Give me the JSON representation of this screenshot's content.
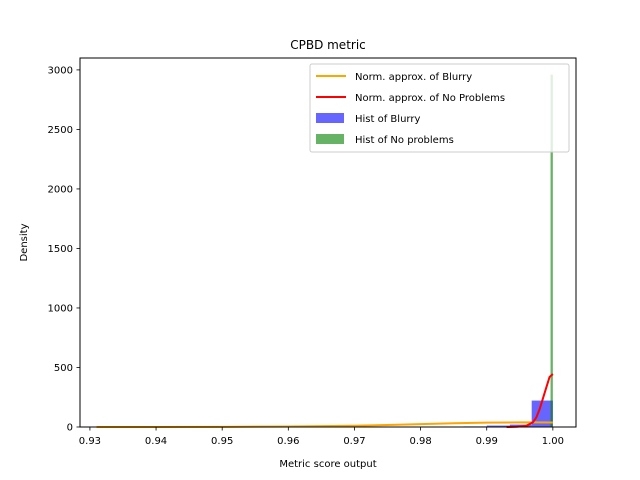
{
  "chart_data": {
    "type": "histogram",
    "title": "CPBD metric",
    "xlabel": "Metric score output",
    "ylabel": "Density",
    "xlim": [
      0.9285,
      1.0035
    ],
    "ylim": [
      0,
      3100
    ],
    "xticks": [
      0.93,
      0.94,
      0.95,
      0.96,
      0.97,
      0.98,
      0.99,
      1.0
    ],
    "xtick_labels": [
      "0.93",
      "0.94",
      "0.95",
      "0.96",
      "0.97",
      "0.98",
      "0.99",
      "1.00"
    ],
    "yticks": [
      0,
      500,
      1000,
      1500,
      2000,
      2500,
      3000
    ],
    "ytick_labels": [
      "0",
      "500",
      "1000",
      "1500",
      "2000",
      "2500",
      "3000"
    ],
    "grid": false,
    "legend_position": "top-right",
    "series": [
      {
        "name": "Norm. approx. of Blurry",
        "kind": "line",
        "color": "#ffa500",
        "x": [
          0.931,
          0.94,
          0.95,
          0.96,
          0.965,
          0.97,
          0.975,
          0.98,
          0.985,
          0.99,
          0.995,
          0.9975,
          1.0
        ],
        "y": [
          0,
          0.3,
          1.5,
          4,
          7,
          11,
          17,
          24,
          31,
          37,
          39,
          39,
          38
        ]
      },
      {
        "name": "Norm. approx. of No Problems",
        "kind": "line",
        "color": "#ff0000",
        "x": [
          0.993,
          0.9945,
          0.996,
          0.997,
          0.9975,
          0.998,
          0.9985,
          0.999,
          0.9995,
          1.0
        ],
        "y": [
          0,
          2,
          10,
          40,
          80,
          150,
          240,
          330,
          420,
          445
        ]
      },
      {
        "name": "Hist of Blurry",
        "kind": "bar",
        "color": "#0000ff",
        "opacity": 0.6,
        "bins": [
          {
            "start": 0.983,
            "end": 0.9865,
            "value": 3
          },
          {
            "start": 0.9865,
            "end": 0.99,
            "value": 5
          },
          {
            "start": 0.99,
            "end": 0.9935,
            "value": 12
          },
          {
            "start": 0.9935,
            "end": 0.9968,
            "value": 20
          },
          {
            "start": 0.9968,
            "end": 1.0,
            "value": 222
          }
        ]
      },
      {
        "name": "Hist of No problems",
        "kind": "bar",
        "color": "#008000",
        "opacity": 0.6,
        "bins": [
          {
            "start": 0.99965,
            "end": 1.0,
            "value": 2960
          }
        ]
      }
    ]
  }
}
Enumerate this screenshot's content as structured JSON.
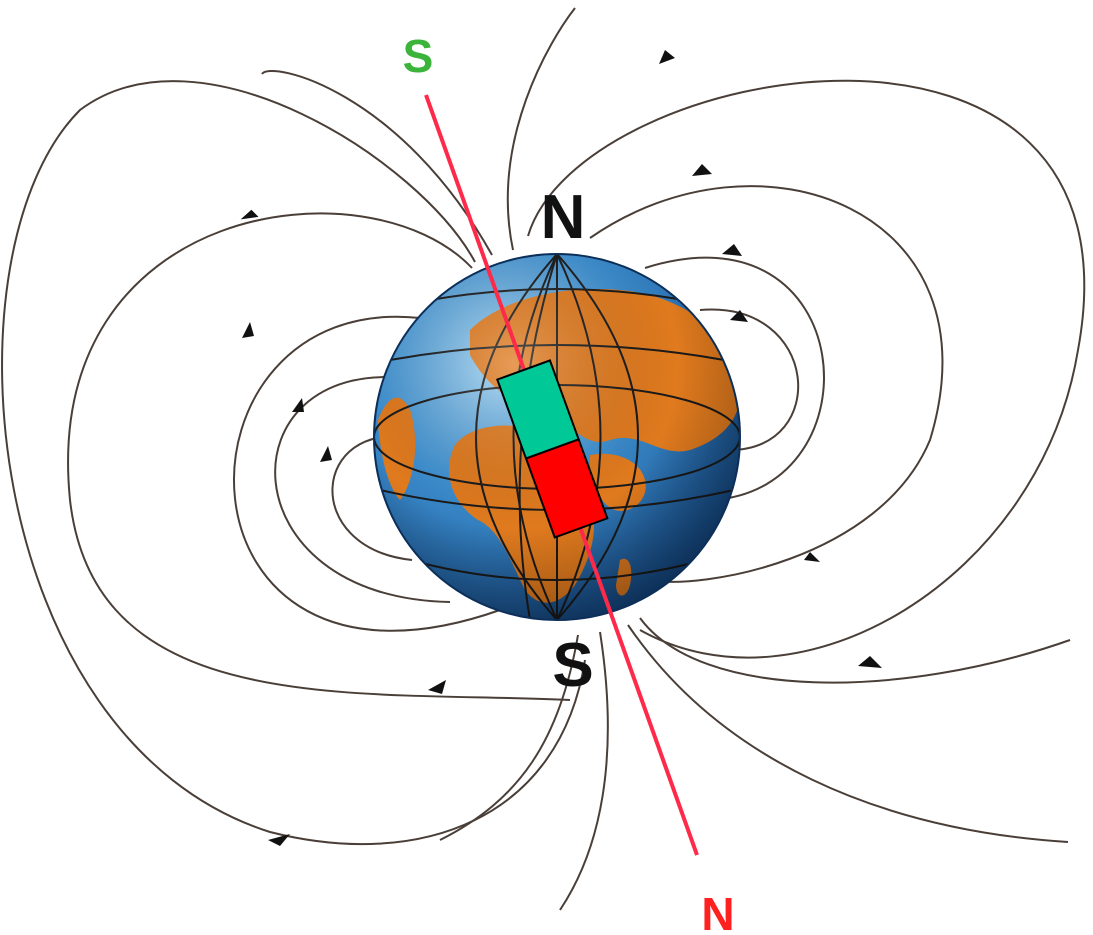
{
  "labels": {
    "geo_north": "N",
    "geo_south": "S",
    "mag_axis_top": "S",
    "mag_axis_bottom": "N"
  },
  "colors": {
    "field_line": "#4a3f38",
    "axis_line": "#ff2a4a",
    "magnet_south": "#00c896",
    "magnet_north": "#ff0000",
    "ocean": "#2f7fc0",
    "land": "#e07a1e",
    "grid": "#1a1a1a",
    "label_black": "#111111",
    "label_green": "#3cb43c",
    "label_red": "#ff2020"
  },
  "icons": {
    "globe": "earth-globe-icon",
    "magnet": "bar-magnet-icon"
  }
}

§ **THE EXERCISE**
Show all lines in the entries above where the string "value" appears.

§ **ANSWER FOR THE TASK**
            "value": 3
            "value": 5
            "value": 12
            "value": 20
            "value": 222
            "value": 2960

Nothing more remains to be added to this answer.